O'Brien v. Board of Education of School District No. 189, 70 Ill. App. 3d 604 (1979)

April 10, 1979 · Illinois Appellate Court · No. 78-38
70 Ill. App. 3d 604

ROBERT O’BRIEN, d/b/a O’Brien and Associates, Plaintiff-Appellee, v. BOARD OF EDUCATION OF SCHOOL DISTRICT NO. 189, EAST ST. LOUIS, Defendant-Appellant.

Fifth District

No. 78-38

Opinion filed April 10, 1979.

*605Edward L. Welch, of Edwardsville, for appellant.

David J. Letvin and Jack Carey, both of Cohn, Carr, Koerein, Kunin, Schlichter & Brennan, of East St. Louis, for appellee.

Mr. PRESIDING JUSTICE GEORGE J. MORAN

delivered the opinion of the court:

Defendant Board of Education of School District No. 189, East St. Louis, Illinois, appeals from a judgment rendered against it in a St. Clair County bench trial for breach of contract. The trial court specifically found that there was a contract between plaintiff, Robert O’Brien & Associates, and the Board of Education of School District No. 189, and subsequently awarded damages in the amount of *169,358 for breach of that contract.

The facts of this case are basically undisputed. In August 1972 District No. 189 advertised for bids for the processing of its payroll. O’Brien & Associates, a computer and electronic data processing firm, *606submitted a service agreement along with its bid in response to the advertised project. O’Brien’s bid was accepted by District No. 189, and plaintiff began performance pursuant to the terms and conditions of the service agreement on September 1, 1972. The “Term of Agreement” contained in O’Brien’s service agreement provided for a working relationship of three years and “Two 1-Year Options.” O’Brien & Associates performed the payroll processing function to the satisfaction of the District through the three-year contract term, that is, until August 31,1975. The dispute presented here concerns only the relationship of the parties from September 1, 1975, through September 1, 1977.1 This is the period of time which falls under the two one-year options contained in the “Terms of Agreement.”

O’Brien & Associates continued to process District No. 189’s payroll subsequent to September 1, 1975. The working relationship continued smoothly until O’Brien learned of the District’s plans to establish an in-house computer system capable of performing the payroll processing function that his firm was currently furnishing. O’Brien expressed his concern with the District’s plans in a letter to Superintendent Ducksworth date April 14, 1976, in which he requested that “the District’s Board review and determine to what extent and for how long a period of time will the services of our firm be required.” Included in that letter was a statement of O’Brien’s understanding of the working relationship between his firm and the District:

“During the last number of years our firm has operated under a verbal contract, which is automatically renewable on an indefinite continuing basis as long as our firm’s services were maintained on a high degree of efficiency, accuracy, and promptness.”

Peter Yasitis, the business manager of District No. 189, responded to O’Brien’s inquiry in a letter dated April 22,1976. Yasitis informed O’Brien that the District’s computer would begin the payroll processing function on July 1, 1976. He further informed O’Brien that “[w]e intend to phase out your services in July.”

O’Brien & Associates continued the payroll processing of the District through June 30,1976. In a letter dated June 24,1976 to Yasitis, O’Brien set out a number of conditions to be met before his firm would process any additional payroll for the District. Condition 4 is particularly enlightening as to O’Brien’s view of the working relationship at that particular time.
------------------------------------------------------------
## BRIEF 1
Please copy word for word the part of the court opinion that begins with the words containing "April 10, 1979 ·" and ends with "Louis, for appellee.".
The court opinion and the listing have no connection to each other.

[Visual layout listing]
------------------------------------------------------------
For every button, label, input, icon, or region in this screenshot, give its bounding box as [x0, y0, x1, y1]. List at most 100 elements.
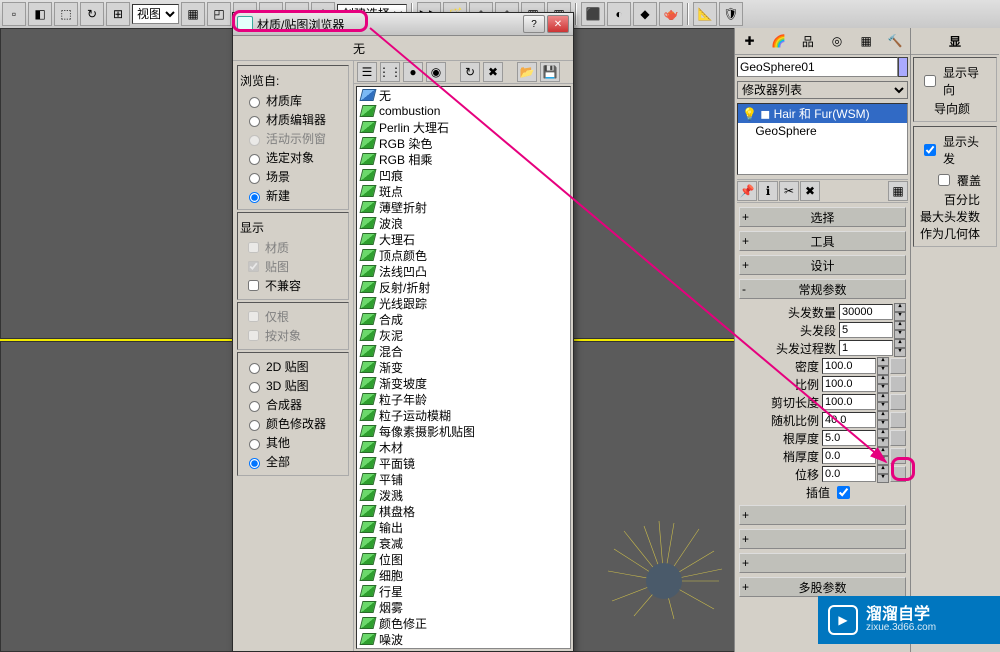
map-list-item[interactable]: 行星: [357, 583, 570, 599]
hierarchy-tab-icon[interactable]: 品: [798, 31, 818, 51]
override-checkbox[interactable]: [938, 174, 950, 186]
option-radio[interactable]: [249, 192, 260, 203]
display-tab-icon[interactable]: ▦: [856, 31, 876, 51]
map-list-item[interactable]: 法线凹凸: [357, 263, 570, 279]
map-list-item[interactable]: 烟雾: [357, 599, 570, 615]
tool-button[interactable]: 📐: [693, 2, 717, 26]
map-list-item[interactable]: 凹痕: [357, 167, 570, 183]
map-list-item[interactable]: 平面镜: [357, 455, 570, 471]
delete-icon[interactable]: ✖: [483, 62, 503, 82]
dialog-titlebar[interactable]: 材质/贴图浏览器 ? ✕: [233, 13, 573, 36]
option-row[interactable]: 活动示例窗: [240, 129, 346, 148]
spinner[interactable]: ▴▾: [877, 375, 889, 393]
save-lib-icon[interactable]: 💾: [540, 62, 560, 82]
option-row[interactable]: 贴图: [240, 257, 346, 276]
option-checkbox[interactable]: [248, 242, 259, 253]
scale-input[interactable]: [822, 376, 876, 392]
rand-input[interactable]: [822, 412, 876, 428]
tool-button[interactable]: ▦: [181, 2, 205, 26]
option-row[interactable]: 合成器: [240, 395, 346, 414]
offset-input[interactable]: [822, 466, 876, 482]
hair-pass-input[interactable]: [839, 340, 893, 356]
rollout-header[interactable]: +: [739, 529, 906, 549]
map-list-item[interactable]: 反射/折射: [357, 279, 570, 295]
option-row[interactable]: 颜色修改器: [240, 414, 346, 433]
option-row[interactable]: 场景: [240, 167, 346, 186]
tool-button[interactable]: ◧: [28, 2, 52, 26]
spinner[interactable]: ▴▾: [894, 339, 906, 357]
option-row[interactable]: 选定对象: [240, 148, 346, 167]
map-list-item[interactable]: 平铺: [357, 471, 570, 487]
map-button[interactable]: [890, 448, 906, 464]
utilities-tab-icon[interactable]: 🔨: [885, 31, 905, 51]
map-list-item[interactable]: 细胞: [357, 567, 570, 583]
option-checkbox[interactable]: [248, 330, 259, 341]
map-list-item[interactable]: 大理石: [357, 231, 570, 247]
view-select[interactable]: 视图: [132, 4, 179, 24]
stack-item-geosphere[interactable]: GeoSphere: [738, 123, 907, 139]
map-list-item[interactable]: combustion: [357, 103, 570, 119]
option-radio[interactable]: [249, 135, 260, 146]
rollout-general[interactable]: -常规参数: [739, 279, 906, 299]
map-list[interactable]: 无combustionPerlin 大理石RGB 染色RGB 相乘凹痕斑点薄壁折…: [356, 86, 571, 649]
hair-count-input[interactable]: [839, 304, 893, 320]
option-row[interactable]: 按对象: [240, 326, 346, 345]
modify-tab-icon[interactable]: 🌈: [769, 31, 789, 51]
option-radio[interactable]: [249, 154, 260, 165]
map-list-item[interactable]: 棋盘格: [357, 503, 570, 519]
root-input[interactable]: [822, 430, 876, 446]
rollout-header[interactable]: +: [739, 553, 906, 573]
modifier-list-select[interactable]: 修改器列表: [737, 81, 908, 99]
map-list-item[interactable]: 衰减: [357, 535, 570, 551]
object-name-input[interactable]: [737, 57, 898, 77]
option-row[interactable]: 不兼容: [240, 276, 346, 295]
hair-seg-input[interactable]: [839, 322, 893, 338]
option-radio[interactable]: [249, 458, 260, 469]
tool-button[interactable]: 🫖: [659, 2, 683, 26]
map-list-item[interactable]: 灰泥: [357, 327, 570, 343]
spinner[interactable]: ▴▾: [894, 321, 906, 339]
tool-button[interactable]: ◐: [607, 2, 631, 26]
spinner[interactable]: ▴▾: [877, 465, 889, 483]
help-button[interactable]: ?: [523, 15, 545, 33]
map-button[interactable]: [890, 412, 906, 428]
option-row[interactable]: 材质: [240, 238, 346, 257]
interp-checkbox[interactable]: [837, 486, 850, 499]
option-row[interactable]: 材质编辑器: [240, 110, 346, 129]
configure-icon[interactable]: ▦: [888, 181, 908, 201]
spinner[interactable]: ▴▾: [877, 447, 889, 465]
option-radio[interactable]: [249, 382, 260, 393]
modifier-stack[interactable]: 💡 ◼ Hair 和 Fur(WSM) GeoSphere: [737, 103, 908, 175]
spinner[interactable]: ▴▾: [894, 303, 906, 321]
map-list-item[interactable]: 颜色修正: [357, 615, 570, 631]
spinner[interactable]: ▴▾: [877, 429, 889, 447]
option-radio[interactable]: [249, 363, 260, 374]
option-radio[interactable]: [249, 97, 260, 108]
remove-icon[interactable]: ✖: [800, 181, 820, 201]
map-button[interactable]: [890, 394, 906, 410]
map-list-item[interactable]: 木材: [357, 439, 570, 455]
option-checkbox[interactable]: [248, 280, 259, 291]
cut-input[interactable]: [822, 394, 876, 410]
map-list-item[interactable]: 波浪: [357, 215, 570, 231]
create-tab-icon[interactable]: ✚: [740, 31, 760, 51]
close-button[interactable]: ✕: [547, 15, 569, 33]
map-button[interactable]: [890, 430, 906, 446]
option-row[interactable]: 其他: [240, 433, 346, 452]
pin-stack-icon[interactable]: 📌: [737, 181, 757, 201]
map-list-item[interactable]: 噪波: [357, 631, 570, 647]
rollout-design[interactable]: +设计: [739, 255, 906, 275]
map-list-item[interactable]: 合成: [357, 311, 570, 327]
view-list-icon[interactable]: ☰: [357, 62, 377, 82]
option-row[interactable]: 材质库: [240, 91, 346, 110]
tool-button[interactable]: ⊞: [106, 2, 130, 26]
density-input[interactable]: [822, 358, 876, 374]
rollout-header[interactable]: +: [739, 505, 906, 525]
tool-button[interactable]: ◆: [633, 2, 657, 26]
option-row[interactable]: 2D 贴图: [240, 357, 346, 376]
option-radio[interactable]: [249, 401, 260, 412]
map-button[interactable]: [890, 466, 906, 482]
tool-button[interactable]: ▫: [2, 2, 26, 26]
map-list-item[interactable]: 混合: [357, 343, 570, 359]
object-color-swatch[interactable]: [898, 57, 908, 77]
------------------------------------------------------------
## BRIEF 2
Find every line in the listing that contains the string "view" and copy each one. Case counts.

## COMPLETE ANSWER 1
April 10, 1979 · Illinois Appellate Court · No. 78-38
70 Ill. App. 3d 604

ROBERT O’BRIEN, d/b/a O’Brien and Associates, Plaintiff-Appellee, v. BOARD OF EDUCATION OF SCHOOL DISTRICT NO. 189, EAST ST. LOUIS, Defendant-Appellant.

Fifth District

No. 78-38

Opinion filed April 10, 1979.

*605Edward L. Welch, of Edwardsville, for appellant.

David J. Letvin and Jack Carey, both of Cohn, Carr, Koerein, Kunin, Schlichter & Brennan, of East St. Louis, for appellee.

## COMPLETE ANSWER 2
view-select[interactable]: 视图: [132, 4, 179, 24]
view-list-icon[interactable]: ☰: [357, 62, 377, 82]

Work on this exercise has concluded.